## Your task
State how many lines contain "data", and write nothing except that count.

-------------------------

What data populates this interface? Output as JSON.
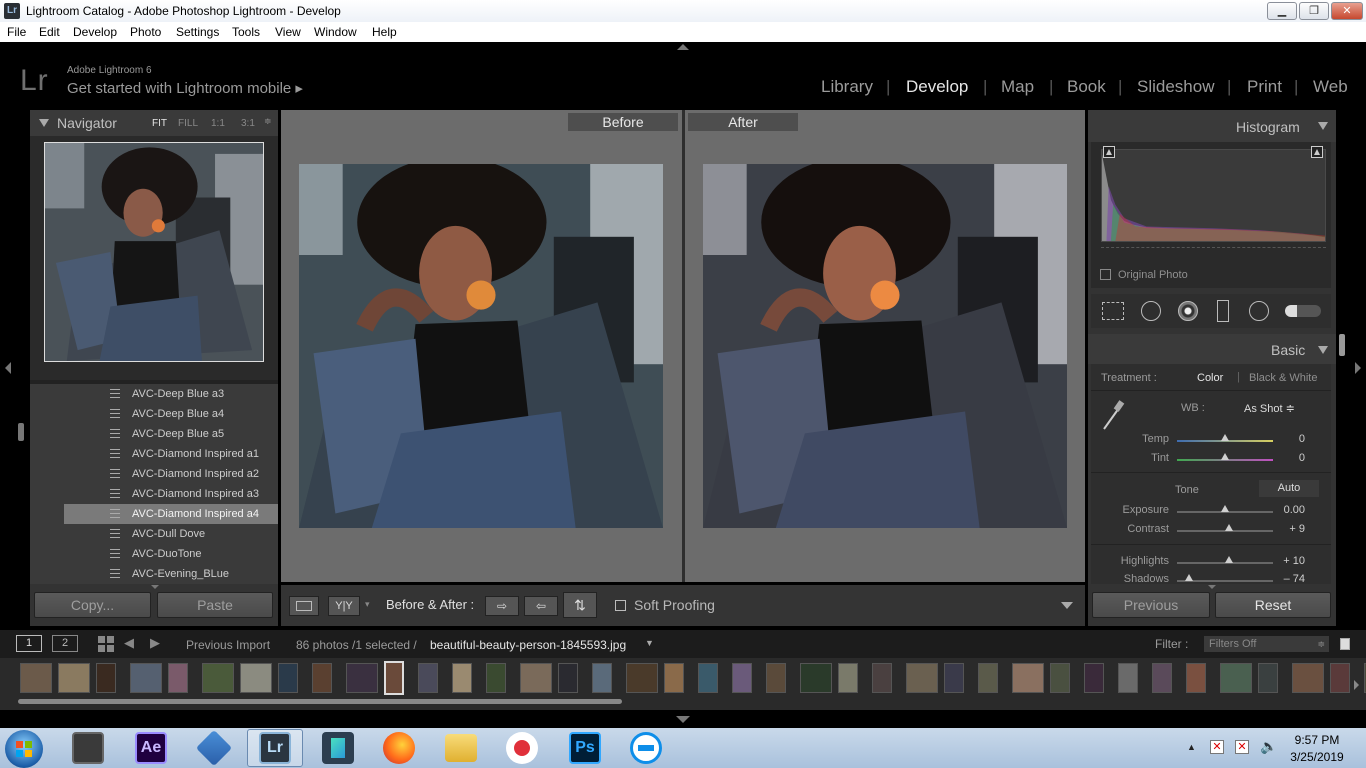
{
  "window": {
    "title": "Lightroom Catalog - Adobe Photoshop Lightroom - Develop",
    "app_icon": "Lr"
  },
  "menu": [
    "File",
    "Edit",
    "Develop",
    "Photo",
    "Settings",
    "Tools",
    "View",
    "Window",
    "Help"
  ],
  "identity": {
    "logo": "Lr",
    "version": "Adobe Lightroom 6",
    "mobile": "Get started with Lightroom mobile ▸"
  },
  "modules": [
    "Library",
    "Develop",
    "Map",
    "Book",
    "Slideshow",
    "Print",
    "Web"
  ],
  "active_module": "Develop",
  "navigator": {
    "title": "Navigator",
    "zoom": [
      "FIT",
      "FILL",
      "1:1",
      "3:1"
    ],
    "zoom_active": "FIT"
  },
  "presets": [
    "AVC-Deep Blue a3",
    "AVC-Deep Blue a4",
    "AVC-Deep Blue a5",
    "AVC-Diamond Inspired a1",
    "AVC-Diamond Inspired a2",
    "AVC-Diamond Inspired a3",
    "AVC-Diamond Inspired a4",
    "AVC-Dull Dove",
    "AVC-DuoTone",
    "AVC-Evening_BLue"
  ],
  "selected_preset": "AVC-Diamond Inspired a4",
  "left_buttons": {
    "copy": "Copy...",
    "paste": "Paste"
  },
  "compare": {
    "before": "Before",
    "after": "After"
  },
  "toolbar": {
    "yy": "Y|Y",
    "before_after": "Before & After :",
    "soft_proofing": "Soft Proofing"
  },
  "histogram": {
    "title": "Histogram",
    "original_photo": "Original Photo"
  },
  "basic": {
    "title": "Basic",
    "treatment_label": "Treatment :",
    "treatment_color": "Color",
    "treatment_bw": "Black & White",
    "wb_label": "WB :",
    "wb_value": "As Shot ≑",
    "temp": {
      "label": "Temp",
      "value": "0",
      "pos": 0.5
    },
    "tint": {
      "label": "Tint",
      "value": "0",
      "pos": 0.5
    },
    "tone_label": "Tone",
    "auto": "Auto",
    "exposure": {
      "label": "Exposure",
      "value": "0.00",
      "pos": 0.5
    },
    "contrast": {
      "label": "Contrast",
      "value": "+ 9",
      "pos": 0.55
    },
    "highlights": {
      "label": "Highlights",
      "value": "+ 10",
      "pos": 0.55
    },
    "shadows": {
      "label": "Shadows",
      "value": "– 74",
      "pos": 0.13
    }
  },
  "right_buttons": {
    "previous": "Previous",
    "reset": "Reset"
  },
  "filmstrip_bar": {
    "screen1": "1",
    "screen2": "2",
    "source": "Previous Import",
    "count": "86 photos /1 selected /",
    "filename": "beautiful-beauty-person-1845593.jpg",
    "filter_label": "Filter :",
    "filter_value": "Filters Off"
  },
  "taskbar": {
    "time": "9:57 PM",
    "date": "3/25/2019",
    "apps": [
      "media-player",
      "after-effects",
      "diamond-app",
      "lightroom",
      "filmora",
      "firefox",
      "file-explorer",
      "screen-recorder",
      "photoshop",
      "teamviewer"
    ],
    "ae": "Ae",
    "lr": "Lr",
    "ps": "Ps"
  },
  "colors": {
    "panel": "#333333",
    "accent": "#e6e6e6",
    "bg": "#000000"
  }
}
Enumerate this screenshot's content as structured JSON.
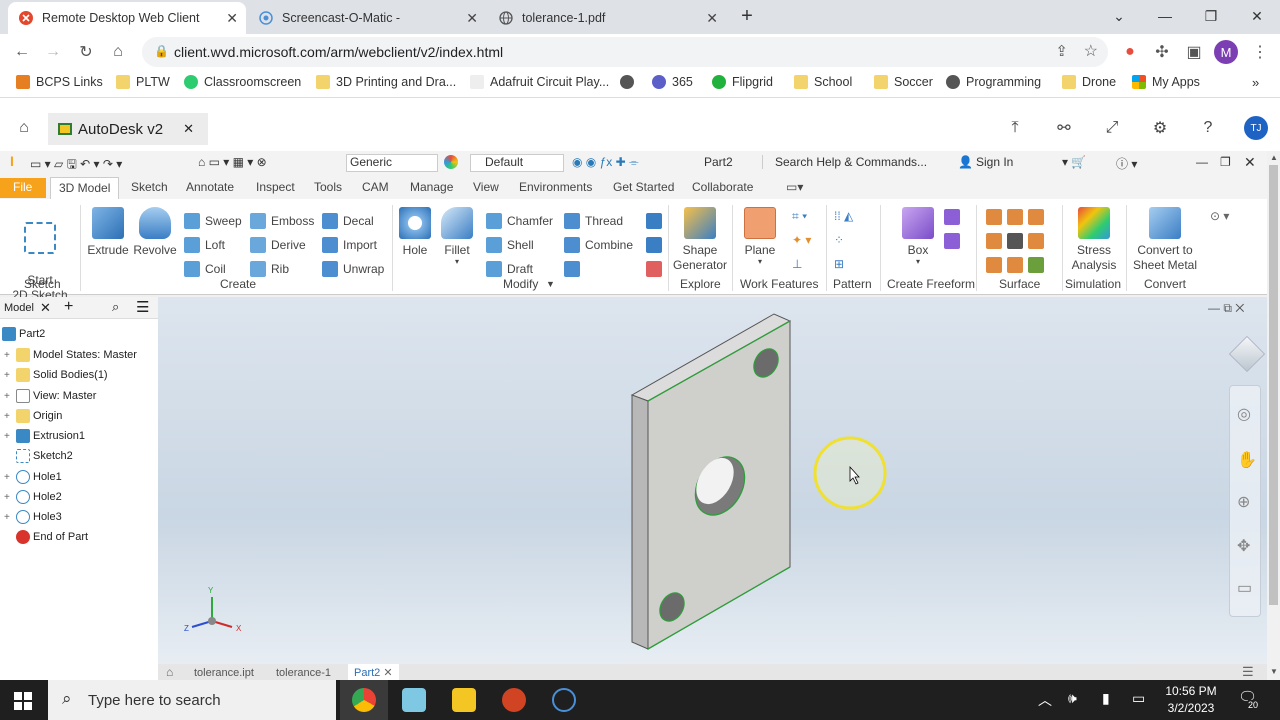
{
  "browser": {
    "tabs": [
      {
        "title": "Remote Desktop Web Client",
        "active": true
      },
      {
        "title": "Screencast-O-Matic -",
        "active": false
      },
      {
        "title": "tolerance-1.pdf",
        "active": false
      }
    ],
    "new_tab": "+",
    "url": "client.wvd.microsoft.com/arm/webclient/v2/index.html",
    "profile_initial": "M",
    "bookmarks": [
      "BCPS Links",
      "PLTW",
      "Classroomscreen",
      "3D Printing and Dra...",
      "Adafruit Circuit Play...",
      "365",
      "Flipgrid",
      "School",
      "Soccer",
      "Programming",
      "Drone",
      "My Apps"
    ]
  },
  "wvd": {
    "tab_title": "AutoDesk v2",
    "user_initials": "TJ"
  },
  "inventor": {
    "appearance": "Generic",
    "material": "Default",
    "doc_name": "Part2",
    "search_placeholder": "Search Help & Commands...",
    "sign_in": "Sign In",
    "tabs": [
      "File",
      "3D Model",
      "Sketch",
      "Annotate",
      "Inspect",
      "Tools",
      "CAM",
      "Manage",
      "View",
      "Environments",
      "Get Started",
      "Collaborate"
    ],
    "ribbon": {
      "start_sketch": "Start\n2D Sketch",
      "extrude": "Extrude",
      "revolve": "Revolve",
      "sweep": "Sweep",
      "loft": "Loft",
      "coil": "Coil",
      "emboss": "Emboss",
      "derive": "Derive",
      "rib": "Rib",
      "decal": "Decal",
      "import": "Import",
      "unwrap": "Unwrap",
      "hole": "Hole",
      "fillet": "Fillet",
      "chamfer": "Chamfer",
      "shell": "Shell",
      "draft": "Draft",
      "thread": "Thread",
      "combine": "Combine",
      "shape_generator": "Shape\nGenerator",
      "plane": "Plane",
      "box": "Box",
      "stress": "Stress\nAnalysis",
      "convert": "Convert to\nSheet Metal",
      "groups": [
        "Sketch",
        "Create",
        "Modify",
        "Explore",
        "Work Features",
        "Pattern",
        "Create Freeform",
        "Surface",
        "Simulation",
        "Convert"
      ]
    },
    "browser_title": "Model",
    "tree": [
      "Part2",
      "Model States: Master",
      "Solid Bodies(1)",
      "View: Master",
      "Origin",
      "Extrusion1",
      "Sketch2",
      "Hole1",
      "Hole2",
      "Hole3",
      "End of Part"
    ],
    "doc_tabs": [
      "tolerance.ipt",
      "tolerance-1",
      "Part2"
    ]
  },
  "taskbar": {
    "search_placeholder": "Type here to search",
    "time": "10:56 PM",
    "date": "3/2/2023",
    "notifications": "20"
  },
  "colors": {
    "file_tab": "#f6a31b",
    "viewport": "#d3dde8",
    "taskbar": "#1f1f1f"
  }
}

-------------------------

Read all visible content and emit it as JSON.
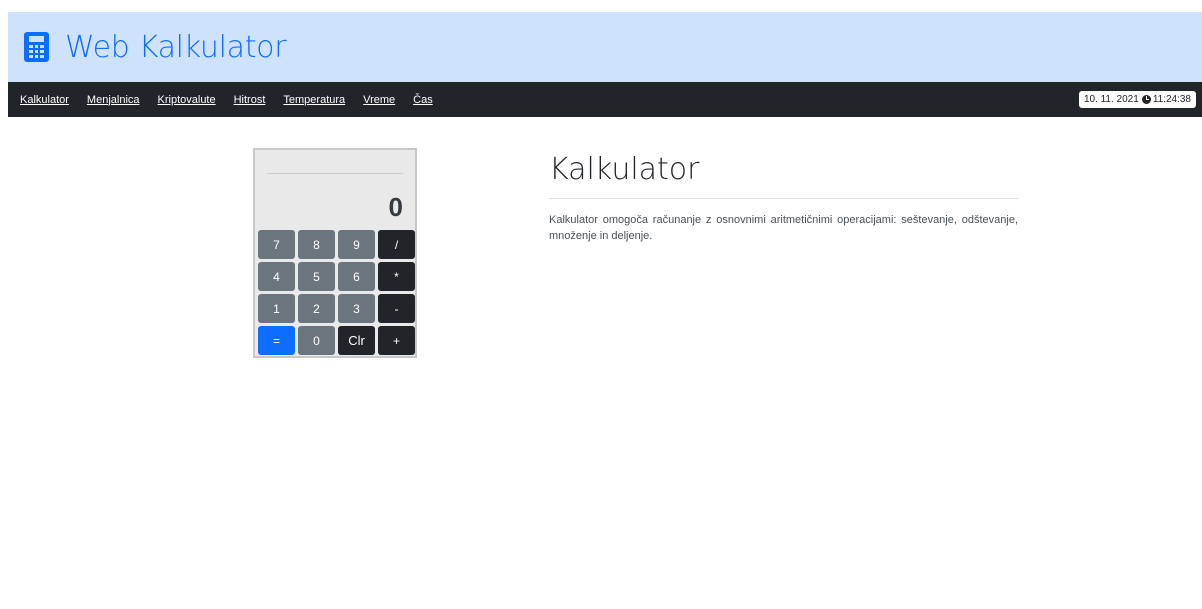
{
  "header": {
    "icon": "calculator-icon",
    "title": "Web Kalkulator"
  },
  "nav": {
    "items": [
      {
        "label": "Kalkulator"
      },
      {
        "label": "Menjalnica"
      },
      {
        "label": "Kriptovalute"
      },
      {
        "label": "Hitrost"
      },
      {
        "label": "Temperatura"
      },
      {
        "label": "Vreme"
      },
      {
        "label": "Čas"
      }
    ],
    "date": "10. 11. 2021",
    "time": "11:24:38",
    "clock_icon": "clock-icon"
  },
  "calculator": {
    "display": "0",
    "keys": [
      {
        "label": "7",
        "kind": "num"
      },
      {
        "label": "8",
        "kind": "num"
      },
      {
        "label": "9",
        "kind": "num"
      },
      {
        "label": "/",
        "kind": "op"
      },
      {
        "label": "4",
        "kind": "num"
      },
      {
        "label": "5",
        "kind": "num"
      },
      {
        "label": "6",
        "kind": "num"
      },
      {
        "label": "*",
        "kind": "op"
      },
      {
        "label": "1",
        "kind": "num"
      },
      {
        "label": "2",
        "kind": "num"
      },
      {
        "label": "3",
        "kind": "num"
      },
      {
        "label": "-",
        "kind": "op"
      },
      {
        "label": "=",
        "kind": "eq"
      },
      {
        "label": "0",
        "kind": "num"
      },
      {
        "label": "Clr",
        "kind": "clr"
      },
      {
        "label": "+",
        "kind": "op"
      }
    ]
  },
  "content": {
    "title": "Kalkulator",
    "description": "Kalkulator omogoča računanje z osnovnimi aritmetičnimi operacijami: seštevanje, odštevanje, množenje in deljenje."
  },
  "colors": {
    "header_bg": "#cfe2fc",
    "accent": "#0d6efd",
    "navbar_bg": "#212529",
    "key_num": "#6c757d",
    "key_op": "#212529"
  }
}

-------------------------

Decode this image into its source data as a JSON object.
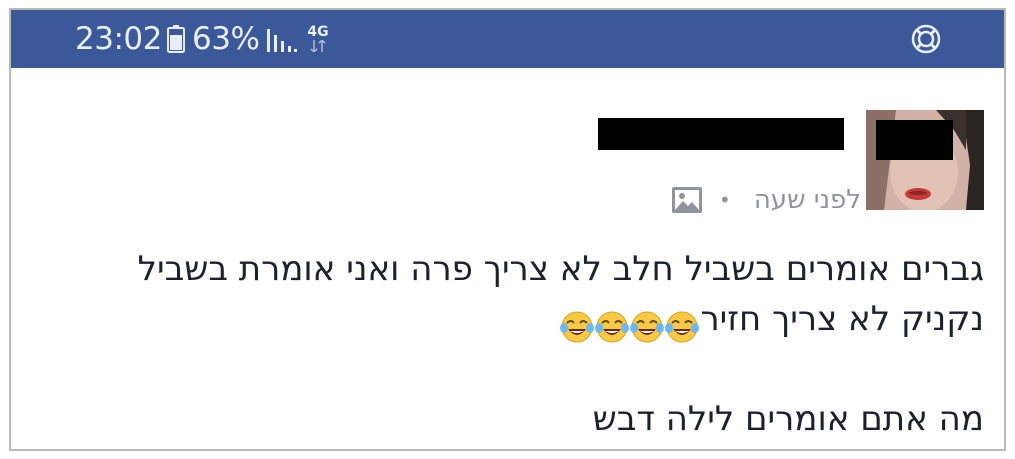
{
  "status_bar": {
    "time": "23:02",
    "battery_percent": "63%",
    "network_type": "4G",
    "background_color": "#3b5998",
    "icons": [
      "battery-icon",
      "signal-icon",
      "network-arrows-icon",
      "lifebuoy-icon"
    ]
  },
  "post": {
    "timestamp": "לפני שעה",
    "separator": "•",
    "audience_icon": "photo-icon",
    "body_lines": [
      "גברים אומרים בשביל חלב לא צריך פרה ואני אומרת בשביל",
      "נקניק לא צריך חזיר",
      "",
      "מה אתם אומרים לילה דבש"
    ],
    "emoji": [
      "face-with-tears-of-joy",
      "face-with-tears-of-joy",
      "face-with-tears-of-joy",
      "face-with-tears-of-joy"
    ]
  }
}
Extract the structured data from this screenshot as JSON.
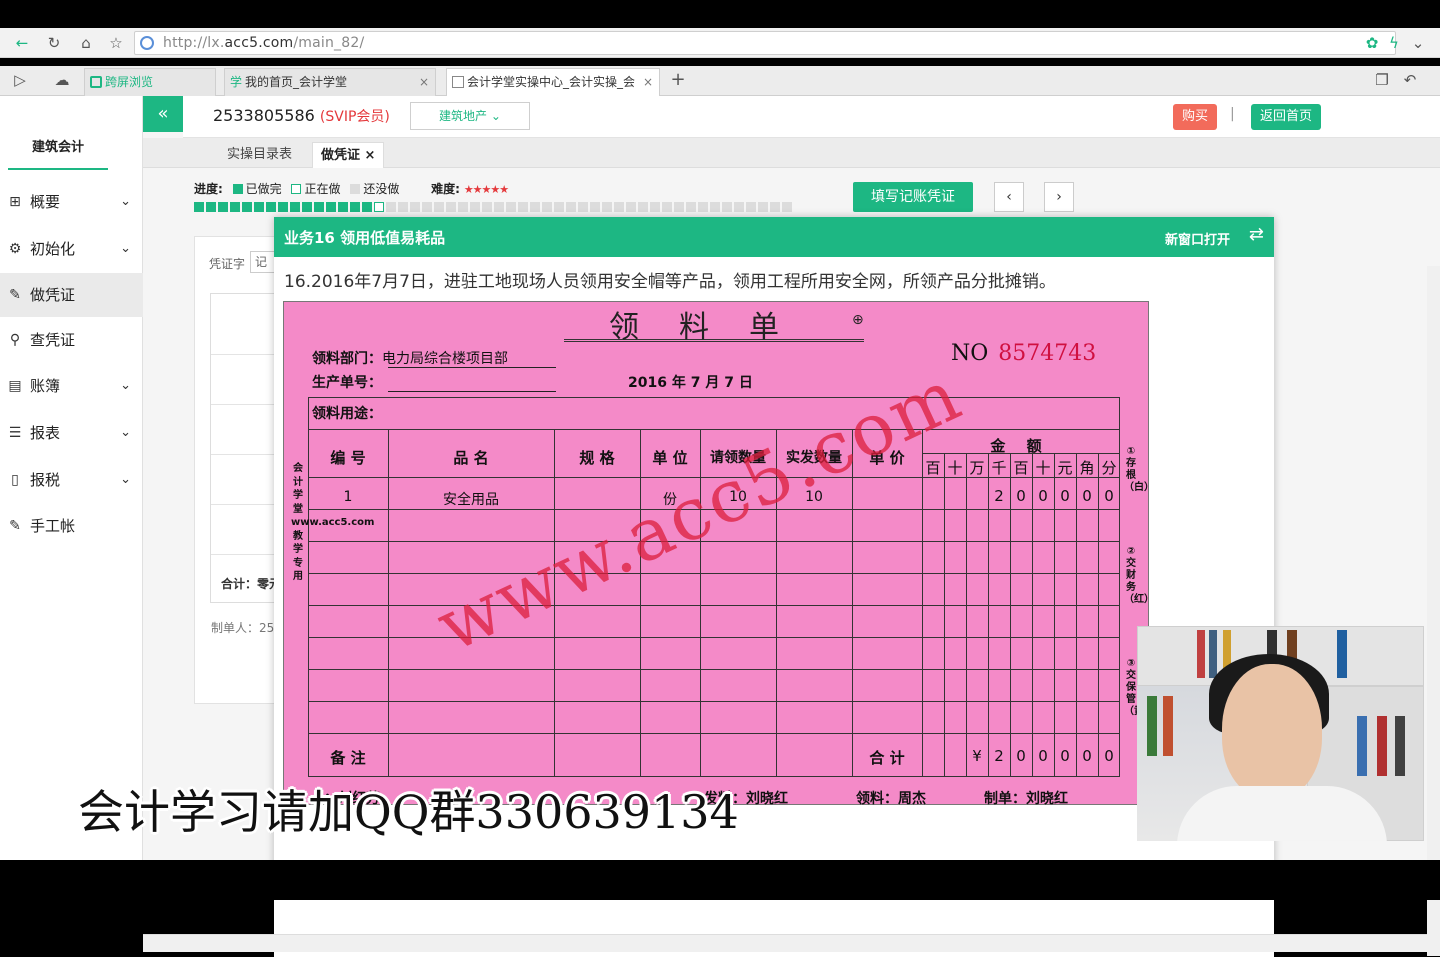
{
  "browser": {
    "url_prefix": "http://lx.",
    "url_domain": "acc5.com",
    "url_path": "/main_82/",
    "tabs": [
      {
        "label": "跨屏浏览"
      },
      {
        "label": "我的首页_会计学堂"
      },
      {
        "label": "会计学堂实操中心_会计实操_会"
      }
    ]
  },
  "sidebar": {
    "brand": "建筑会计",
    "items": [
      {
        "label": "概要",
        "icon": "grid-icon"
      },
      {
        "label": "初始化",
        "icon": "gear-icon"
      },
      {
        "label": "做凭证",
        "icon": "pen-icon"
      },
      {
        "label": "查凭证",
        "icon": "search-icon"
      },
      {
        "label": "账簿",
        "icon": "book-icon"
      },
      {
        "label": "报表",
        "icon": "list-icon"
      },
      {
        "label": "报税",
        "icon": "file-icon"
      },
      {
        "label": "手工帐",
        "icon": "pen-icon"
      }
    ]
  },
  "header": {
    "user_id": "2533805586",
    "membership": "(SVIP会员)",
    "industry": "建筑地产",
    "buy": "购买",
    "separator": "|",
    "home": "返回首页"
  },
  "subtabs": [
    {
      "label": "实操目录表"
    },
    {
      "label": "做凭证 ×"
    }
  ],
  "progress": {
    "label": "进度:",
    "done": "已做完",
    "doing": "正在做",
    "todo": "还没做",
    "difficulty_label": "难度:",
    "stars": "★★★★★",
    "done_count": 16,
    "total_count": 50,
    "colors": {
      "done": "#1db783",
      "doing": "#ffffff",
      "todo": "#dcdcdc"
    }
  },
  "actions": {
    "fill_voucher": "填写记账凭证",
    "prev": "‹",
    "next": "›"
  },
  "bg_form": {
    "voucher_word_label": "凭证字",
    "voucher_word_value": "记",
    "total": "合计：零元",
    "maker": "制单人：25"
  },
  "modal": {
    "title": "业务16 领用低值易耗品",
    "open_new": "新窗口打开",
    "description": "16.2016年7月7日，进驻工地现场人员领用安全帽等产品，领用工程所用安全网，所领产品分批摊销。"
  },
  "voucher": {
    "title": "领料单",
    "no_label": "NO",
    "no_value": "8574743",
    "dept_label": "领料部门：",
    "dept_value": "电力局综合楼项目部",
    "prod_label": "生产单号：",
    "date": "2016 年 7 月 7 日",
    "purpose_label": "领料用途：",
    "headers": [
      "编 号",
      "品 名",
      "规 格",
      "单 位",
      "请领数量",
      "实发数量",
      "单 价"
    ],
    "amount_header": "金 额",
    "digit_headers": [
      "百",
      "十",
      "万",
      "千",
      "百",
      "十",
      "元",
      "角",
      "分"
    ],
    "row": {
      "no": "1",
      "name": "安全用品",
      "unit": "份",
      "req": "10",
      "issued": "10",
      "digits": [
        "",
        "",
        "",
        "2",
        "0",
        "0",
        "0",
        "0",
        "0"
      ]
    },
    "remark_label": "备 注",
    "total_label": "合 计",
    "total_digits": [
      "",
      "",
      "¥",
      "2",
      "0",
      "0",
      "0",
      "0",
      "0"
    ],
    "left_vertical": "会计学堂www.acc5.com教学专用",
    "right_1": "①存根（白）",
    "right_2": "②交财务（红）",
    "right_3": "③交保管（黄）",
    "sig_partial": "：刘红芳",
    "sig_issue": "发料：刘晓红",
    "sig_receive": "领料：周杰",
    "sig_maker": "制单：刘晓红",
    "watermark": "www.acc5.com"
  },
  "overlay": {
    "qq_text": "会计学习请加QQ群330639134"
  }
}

-------------------------

## Output of the task
3